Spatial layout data
☆ ☆ ☆ ☆ ☆ ☆ ☆

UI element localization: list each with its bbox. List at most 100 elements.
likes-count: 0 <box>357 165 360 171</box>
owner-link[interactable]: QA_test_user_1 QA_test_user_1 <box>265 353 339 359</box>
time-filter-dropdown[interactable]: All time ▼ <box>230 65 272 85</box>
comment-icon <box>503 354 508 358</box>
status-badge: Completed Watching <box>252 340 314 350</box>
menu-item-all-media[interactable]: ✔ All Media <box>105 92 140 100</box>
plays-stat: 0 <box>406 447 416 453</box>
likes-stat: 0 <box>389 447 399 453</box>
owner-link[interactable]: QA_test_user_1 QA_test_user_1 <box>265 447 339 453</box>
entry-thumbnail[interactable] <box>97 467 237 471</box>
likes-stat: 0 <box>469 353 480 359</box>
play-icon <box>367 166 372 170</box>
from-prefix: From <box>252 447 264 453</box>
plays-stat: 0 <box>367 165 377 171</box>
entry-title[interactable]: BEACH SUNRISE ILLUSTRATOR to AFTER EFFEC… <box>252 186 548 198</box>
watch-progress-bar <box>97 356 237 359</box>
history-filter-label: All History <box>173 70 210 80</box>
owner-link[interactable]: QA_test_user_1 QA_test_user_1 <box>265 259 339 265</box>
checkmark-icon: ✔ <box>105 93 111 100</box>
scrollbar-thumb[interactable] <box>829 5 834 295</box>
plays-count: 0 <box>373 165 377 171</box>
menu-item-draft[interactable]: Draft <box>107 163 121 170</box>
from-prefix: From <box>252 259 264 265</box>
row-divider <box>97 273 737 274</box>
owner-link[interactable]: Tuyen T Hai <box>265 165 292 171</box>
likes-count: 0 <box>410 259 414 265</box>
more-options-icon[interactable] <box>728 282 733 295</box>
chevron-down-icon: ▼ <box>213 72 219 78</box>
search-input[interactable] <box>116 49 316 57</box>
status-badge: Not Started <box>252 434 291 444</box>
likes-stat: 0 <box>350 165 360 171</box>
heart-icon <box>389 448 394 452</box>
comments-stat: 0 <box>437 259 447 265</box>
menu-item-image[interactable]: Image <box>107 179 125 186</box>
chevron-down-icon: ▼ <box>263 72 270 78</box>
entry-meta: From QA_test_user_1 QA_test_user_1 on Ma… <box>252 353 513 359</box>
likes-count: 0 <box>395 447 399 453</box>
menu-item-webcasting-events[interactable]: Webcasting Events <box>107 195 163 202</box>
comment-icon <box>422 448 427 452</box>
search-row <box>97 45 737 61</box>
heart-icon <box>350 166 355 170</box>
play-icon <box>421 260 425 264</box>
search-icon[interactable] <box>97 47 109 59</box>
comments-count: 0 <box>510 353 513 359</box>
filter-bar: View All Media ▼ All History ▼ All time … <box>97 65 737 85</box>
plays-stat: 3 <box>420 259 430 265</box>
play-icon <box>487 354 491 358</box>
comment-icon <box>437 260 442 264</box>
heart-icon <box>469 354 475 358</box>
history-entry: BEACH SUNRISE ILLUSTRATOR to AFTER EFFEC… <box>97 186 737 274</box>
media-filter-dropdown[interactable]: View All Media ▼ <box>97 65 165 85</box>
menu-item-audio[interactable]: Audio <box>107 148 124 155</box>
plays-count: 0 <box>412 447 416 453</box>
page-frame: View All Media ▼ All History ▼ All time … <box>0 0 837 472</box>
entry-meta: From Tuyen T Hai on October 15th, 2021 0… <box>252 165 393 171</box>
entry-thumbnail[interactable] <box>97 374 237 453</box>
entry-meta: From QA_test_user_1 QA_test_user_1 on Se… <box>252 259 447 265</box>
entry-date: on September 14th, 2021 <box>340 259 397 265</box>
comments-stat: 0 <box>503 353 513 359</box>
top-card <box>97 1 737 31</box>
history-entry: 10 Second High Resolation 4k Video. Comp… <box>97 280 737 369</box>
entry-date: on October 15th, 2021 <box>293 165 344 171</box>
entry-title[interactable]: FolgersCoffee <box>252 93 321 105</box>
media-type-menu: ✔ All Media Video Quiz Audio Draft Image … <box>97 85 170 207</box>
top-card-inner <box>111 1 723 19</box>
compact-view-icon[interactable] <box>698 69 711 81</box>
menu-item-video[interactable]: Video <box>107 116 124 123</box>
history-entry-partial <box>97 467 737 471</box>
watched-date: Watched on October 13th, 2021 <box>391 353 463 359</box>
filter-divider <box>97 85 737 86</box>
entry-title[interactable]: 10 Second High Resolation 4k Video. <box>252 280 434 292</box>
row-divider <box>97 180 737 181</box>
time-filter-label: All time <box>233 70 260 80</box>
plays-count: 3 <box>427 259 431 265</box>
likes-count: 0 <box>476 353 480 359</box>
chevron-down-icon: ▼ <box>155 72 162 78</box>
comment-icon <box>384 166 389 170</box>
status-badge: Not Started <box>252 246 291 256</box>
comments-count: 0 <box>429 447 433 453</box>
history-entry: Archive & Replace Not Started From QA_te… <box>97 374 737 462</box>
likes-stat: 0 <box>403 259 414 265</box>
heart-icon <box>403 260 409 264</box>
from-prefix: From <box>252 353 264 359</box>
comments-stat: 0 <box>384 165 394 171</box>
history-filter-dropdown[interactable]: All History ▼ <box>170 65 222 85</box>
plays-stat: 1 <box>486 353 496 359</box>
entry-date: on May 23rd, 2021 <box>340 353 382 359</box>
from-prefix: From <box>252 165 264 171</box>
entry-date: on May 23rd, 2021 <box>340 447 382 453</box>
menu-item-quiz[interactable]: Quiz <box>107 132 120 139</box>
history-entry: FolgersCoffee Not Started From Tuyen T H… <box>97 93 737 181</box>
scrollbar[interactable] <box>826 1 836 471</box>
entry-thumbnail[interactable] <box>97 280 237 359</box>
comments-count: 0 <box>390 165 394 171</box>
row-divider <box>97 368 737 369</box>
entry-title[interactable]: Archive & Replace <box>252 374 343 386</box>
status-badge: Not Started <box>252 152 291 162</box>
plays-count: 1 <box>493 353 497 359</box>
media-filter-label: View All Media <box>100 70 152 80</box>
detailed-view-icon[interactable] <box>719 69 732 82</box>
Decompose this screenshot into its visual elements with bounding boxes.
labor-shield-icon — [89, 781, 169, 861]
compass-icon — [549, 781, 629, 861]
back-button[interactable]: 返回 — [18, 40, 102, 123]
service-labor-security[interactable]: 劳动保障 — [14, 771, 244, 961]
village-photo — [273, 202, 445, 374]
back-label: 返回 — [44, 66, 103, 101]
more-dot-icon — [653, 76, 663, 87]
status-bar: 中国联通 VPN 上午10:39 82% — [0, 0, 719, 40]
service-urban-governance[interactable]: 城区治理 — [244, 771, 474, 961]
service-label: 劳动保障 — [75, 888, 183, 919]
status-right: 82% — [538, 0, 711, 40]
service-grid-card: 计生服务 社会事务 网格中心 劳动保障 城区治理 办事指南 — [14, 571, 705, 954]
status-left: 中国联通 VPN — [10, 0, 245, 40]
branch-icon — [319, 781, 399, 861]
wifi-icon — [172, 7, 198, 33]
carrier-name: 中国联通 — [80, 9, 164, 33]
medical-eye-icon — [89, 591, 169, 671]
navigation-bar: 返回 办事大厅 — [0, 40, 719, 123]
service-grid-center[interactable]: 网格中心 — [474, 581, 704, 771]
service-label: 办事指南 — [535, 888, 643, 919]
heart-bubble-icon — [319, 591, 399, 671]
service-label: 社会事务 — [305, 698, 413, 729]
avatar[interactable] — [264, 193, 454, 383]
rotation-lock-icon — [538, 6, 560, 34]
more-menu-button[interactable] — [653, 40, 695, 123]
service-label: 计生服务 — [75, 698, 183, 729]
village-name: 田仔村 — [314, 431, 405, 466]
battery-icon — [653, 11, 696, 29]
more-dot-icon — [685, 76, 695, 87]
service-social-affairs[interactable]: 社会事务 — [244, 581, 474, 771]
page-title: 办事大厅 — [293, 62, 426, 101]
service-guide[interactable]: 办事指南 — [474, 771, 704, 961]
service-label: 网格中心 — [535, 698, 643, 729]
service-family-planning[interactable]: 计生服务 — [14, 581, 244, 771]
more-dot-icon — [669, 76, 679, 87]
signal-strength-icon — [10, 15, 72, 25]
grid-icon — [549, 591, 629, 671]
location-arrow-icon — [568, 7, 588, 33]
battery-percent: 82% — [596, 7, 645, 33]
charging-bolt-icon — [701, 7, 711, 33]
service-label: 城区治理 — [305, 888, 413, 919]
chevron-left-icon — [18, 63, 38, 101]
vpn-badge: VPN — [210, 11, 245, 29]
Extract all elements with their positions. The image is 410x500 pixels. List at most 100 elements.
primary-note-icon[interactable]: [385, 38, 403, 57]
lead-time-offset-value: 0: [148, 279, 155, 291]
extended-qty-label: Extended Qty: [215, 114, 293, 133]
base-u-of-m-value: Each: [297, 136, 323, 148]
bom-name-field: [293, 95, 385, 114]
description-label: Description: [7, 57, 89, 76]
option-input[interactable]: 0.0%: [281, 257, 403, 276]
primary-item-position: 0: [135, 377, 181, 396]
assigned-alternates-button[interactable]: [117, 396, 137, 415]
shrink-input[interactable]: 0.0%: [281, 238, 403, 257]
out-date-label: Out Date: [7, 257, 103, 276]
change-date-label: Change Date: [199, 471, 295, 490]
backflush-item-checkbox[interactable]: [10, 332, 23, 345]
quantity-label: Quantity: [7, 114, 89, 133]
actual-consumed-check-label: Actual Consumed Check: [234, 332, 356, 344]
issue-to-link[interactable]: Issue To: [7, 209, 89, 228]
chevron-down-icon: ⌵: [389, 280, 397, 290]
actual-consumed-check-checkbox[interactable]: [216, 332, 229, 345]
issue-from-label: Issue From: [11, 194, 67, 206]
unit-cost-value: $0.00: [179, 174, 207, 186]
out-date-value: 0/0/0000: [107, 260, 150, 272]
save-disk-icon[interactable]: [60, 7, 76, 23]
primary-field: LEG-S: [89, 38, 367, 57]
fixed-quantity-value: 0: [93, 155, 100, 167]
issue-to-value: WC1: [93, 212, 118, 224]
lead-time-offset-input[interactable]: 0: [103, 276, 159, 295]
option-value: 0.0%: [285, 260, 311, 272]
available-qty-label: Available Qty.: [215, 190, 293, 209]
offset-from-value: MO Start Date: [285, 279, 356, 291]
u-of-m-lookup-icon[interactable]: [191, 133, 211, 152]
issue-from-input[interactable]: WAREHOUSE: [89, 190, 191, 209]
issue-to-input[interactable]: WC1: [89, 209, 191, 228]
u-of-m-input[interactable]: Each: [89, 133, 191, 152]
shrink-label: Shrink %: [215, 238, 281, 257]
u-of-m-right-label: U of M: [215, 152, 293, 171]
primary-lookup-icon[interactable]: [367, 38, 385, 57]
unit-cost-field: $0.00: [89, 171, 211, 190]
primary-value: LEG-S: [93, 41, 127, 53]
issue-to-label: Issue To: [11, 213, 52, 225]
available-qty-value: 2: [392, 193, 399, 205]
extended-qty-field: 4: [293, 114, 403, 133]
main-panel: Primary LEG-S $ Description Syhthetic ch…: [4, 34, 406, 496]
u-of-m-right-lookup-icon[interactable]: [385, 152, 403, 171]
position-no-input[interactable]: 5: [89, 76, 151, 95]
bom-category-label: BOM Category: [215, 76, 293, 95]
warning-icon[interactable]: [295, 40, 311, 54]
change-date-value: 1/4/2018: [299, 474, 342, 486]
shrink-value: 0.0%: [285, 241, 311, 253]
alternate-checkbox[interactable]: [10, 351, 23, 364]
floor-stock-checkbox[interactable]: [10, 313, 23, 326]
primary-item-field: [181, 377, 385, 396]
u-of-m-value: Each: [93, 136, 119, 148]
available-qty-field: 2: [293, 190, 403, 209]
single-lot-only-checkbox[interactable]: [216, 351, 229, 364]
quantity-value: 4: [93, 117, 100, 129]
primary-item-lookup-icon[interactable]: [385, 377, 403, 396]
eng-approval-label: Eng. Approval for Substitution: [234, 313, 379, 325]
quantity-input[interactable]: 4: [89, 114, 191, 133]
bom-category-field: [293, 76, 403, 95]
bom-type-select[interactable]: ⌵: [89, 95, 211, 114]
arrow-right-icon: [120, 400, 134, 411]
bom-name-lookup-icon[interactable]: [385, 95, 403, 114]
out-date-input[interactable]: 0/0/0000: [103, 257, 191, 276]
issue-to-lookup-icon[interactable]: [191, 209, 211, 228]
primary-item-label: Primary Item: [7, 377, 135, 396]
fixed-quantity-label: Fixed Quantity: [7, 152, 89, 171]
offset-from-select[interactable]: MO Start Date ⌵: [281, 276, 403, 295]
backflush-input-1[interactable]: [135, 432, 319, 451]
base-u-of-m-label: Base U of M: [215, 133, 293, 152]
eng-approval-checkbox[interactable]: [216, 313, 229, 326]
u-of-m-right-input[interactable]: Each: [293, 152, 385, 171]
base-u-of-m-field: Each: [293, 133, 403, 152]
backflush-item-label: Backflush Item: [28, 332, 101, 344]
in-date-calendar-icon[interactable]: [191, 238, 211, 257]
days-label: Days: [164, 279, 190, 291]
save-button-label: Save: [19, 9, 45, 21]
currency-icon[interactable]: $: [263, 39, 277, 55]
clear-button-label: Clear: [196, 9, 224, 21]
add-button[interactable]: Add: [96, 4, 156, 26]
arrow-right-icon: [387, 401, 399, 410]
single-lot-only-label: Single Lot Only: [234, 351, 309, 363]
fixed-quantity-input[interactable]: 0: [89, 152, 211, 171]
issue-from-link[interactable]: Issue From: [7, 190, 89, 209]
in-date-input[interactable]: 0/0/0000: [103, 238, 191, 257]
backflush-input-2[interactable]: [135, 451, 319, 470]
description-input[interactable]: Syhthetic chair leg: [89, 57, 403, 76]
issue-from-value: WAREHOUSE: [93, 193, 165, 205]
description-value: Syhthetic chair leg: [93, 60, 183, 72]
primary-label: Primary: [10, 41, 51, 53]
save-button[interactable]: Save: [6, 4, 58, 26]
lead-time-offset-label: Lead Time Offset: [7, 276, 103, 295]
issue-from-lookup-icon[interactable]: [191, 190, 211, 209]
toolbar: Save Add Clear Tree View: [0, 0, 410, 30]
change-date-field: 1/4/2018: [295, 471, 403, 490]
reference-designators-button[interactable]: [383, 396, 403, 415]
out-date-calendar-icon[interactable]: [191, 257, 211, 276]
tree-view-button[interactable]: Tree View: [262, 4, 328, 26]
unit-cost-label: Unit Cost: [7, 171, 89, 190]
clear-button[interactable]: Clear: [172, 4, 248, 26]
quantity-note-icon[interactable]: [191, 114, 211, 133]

☆ ☆ ☆ ☆ ☆ ☆ ☆

Copy the material above word for word, beginning with its first line and stopping after the line that contains "comment-icon <box>503 354 508 358</box>".

UI element localization: list each with its bbox. List at most 100 elements.
likes-count: 0 <box>357 165 360 171</box>
owner-link[interactable]: QA_test_user_1 QA_test_user_1 <box>265 353 339 359</box>
time-filter-dropdown[interactable]: All time ▼ <box>230 65 272 85</box>
comment-icon <box>503 354 508 358</box>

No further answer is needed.